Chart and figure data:
- - -
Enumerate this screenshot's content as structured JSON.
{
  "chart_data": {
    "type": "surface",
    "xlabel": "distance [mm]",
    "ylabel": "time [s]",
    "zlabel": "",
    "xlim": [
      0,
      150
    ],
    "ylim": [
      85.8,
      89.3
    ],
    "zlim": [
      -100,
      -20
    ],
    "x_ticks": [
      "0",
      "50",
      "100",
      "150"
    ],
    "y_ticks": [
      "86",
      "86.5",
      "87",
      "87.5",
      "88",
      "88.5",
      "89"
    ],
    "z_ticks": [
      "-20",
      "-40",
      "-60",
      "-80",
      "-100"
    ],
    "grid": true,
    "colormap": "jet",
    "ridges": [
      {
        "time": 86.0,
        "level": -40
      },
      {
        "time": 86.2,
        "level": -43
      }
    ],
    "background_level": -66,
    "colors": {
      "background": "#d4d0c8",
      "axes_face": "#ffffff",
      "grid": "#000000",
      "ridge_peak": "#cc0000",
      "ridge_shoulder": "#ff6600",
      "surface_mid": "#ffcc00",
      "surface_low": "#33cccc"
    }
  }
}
- - -
The request: Return the lines above exactly, keeping every word.

In response:
Enumerate this screenshot's content as structured JSON.
{
  "chart_data": {
    "type": "surface",
    "xlabel": "distance [mm]",
    "ylabel": "time [s]",
    "zlabel": "",
    "xlim": [
      0,
      150
    ],
    "ylim": [
      85.8,
      89.3
    ],
    "zlim": [
      -100,
      -20
    ],
    "x_ticks": [
      "0",
      "50",
      "100",
      "150"
    ],
    "y_ticks": [
      "86",
      "86.5",
      "87",
      "87.5",
      "88",
      "88.5",
      "89"
    ],
    "z_ticks": [
      "-20",
      "-40",
      "-60",
      "-80",
      "-100"
    ],
    "grid": true,
    "colormap": "jet",
    "ridges": [
      {
        "time": 86.0,
        "level": -40
      },
      {
        "time": 86.2,
        "level": -43
      }
    ],
    "background_level": -66,
    "colors": {
      "background": "#d4d0c8",
      "axes_face": "#ffffff",
      "grid": "#000000",
      "ridge_peak": "#cc0000",
      "ridge_shoulder": "#ff6600",
      "surface_mid": "#ffcc00",
      "surface_low": "#33cccc"
    }
  }
}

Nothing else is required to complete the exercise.